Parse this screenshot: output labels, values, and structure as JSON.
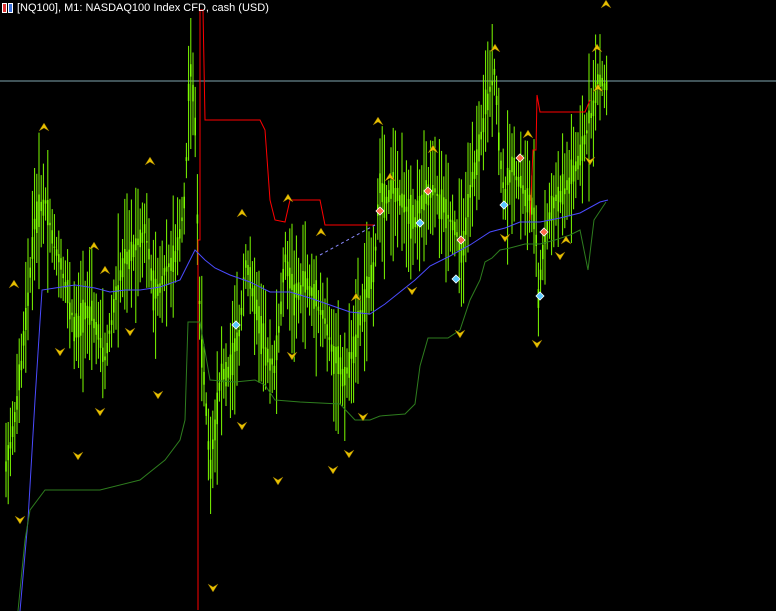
{
  "window": {
    "title": "[NQ100], M1:  NASDAQ100 Index CFD, cash (USD)",
    "icon": "chart-window-icon"
  },
  "colors": {
    "background": "#000000",
    "candle": "#7CFC00",
    "upper_band": "#ff0000",
    "lower_band": "#2e7d1e",
    "moving_average": "#4b4bff",
    "price_line": "#7fa6b0",
    "arrow_up": "#e8c000",
    "arrow_down": "#e8c000",
    "marker_buy": "#5ac8ff",
    "marker_sell": "#ff6a4a"
  },
  "chart_data": {
    "type": "candlestick",
    "symbol": "NQ100",
    "timeframe": "M1",
    "description": "NASDAQ100 Index CFD, cash (USD)",
    "price_axis_visible": false,
    "time_axis_visible": false,
    "grid": false,
    "close_series": [
      260,
      230,
      200,
      180,
      175,
      190,
      170,
      165,
      220,
      230,
      210,
      240,
      260,
      280,
      300,
      290,
      310,
      320,
      300,
      290,
      280,
      300,
      310,
      320,
      330,
      310,
      280,
      260,
      240,
      220,
      230,
      210,
      200,
      220,
      240,
      260,
      280,
      270,
      250,
      230,
      210,
      190,
      170,
      160,
      150,
      140,
      180,
      220,
      260,
      300,
      320,
      310,
      300,
      280,
      270,
      260,
      240,
      220,
      210,
      200,
      210,
      230,
      250,
      270,
      290,
      280,
      300,
      310,
      290,
      280,
      300,
      320,
      340,
      360,
      380,
      400,
      390,
      410,
      420,
      440,
      430,
      420,
      400,
      390,
      380,
      360,
      340,
      320,
      300,
      290,
      280,
      260,
      250,
      240,
      230,
      250,
      270,
      260,
      240,
      230,
      210,
      200,
      190,
      180,
      170,
      150,
      160,
      170,
      180,
      190,
      200,
      210,
      190,
      180,
      170,
      160,
      150,
      140,
      130,
      120,
      110,
      100,
      120,
      140,
      150,
      170,
      160,
      150,
      140,
      130,
      120,
      110,
      90,
      100,
      110,
      120,
      130,
      150,
      170,
      160,
      140,
      120
    ],
    "upper_band": [
      350,
      350,
      350,
      120,
      120,
      120,
      120,
      120,
      120,
      200,
      200,
      200,
      200,
      260,
      260,
      260,
      260,
      260,
      260,
      260,
      260,
      260,
      260,
      260,
      200,
      200,
      200,
      200,
      200,
      200,
      200,
      200,
      200,
      200,
      200,
      160,
      160,
      160,
      160,
      160,
      160,
      160,
      160,
      160,
      160,
      160,
      160,
      160,
      160,
      160,
      160,
      160,
      120,
      120,
      120,
      120,
      120,
      120,
      120,
      120,
      120,
      120,
      120,
      120,
      120,
      120,
      120,
      120,
      120,
      120,
      120
    ],
    "moving_average": [
      230,
      240,
      250,
      260,
      270,
      280,
      300,
      320,
      350,
      380,
      400,
      420,
      440,
      460,
      470,
      480,
      490,
      500,
      510,
      520,
      530,
      540,
      550,
      560,
      570,
      580,
      590,
      600,
      610,
      620,
      630,
      640,
      650,
      660,
      670,
      680,
      690,
      700,
      710,
      720,
      730,
      740,
      750,
      760,
      770,
      780,
      790,
      800,
      810,
      820,
      830
    ],
    "lower_band": [
      100,
      110,
      120,
      130,
      140,
      150,
      160,
      170,
      180,
      190,
      200,
      210,
      220,
      230,
      240,
      250,
      260,
      270,
      280,
      290,
      300,
      310,
      320,
      330,
      340,
      350,
      360,
      370,
      380,
      390,
      400,
      410,
      420,
      430,
      440,
      450,
      460,
      470,
      480,
      490,
      500,
      510,
      520,
      530,
      540,
      550,
      560,
      570,
      580,
      590,
      600
    ],
    "current_price_line": 81,
    "signals": {
      "arrows_up": 14,
      "arrows_down": 18,
      "buy_markers": 5,
      "sell_markers": 5
    }
  }
}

....

▶ _DIRECTIVE_: Write out the entries again, exactly as given, skipping any images.

▶ _FULL RESPONSE_:
Parse this screenshot: output labels, values, and structure as JSON.
{
  "window": {
    "title": "[NQ100], M1:  NASDAQ100 Index CFD, cash (USD)",
    "icon": "chart-window-icon"
  },
  "colors": {
    "background": "#000000",
    "candle": "#7CFC00",
    "upper_band": "#ff0000",
    "lower_band": "#2e7d1e",
    "moving_average": "#4b4bff",
    "price_line": "#7fa6b0",
    "arrow_up": "#e8c000",
    "arrow_down": "#e8c000",
    "marker_buy": "#5ac8ff",
    "marker_sell": "#ff6a4a"
  },
  "chart_data": {
    "type": "candlestick",
    "symbol": "NQ100",
    "timeframe": "M1",
    "description": "NASDAQ100 Index CFD, cash (USD)",
    "price_axis_visible": false,
    "time_axis_visible": false,
    "grid": false,
    "close_series": [
      260,
      230,
      200,
      180,
      175,
      190,
      170,
      165,
      220,
      230,
      210,
      240,
      260,
      280,
      300,
      290,
      310,
      320,
      300,
      290,
      280,
      300,
      310,
      320,
      330,
      310,
      280,
      260,
      240,
      220,
      230,
      210,
      200,
      220,
      240,
      260,
      280,
      270,
      250,
      230,
      210,
      190,
      170,
      160,
      150,
      140,
      180,
      220,
      260,
      300,
      320,
      310,
      300,
      280,
      270,
      260,
      240,
      220,
      210,
      200,
      210,
      230,
      250,
      270,
      290,
      280,
      300,
      310,
      290,
      280,
      300,
      320,
      340,
      360,
      380,
      400,
      390,
      410,
      420,
      440,
      430,
      420,
      400,
      390,
      380,
      360,
      340,
      320,
      300,
      290,
      280,
      260,
      250,
      240,
      230,
      250,
      270,
      260,
      240,
      230,
      210,
      200,
      190,
      180,
      170,
      150,
      160,
      170,
      180,
      190,
      200,
      210,
      190,
      180,
      170,
      160,
      150,
      140,
      130,
      120,
      110,
      100,
      120,
      140,
      150,
      170,
      160,
      150,
      140,
      130,
      120,
      110,
      90,
      100,
      110,
      120,
      130,
      150,
      170,
      160,
      140,
      120
    ],
    "upper_band": [
      350,
      350,
      350,
      120,
      120,
      120,
      120,
      120,
      120,
      200,
      200,
      200,
      200,
      260,
      260,
      260,
      260,
      260,
      260,
      260,
      260,
      260,
      260,
      260,
      200,
      200,
      200,
      200,
      200,
      200,
      200,
      200,
      200,
      200,
      200,
      160,
      160,
      160,
      160,
      160,
      160,
      160,
      160,
      160,
      160,
      160,
      160,
      160,
      160,
      160,
      160,
      160,
      120,
      120,
      120,
      120,
      120,
      120,
      120,
      120,
      120,
      120,
      120,
      120,
      120,
      120,
      120,
      120,
      120,
      120,
      120
    ],
    "moving_average": [
      230,
      240,
      250,
      260,
      270,
      280,
      300,
      320,
      350,
      380,
      400,
      420,
      440,
      460,
      470,
      480,
      490,
      500,
      510,
      520,
      530,
      540,
      550,
      560,
      570,
      580,
      590,
      600,
      610,
      620,
      630,
      640,
      650,
      660,
      670,
      680,
      690,
      700,
      710,
      720,
      730,
      740,
      750,
      760,
      770,
      780,
      790,
      800,
      810,
      820,
      830
    ],
    "lower_band": [
      100,
      110,
      120,
      130,
      140,
      150,
      160,
      170,
      180,
      190,
      200,
      210,
      220,
      230,
      240,
      250,
      260,
      270,
      280,
      290,
      300,
      310,
      320,
      330,
      340,
      350,
      360,
      370,
      380,
      390,
      400,
      410,
      420,
      430,
      440,
      450,
      460,
      470,
      480,
      490,
      500,
      510,
      520,
      530,
      540,
      550,
      560,
      570,
      580,
      590,
      600
    ],
    "current_price_line": 81,
    "signals": {
      "arrows_up": 14,
      "arrows_down": 18,
      "buy_markers": 5,
      "sell_markers": 5
    }
  }
}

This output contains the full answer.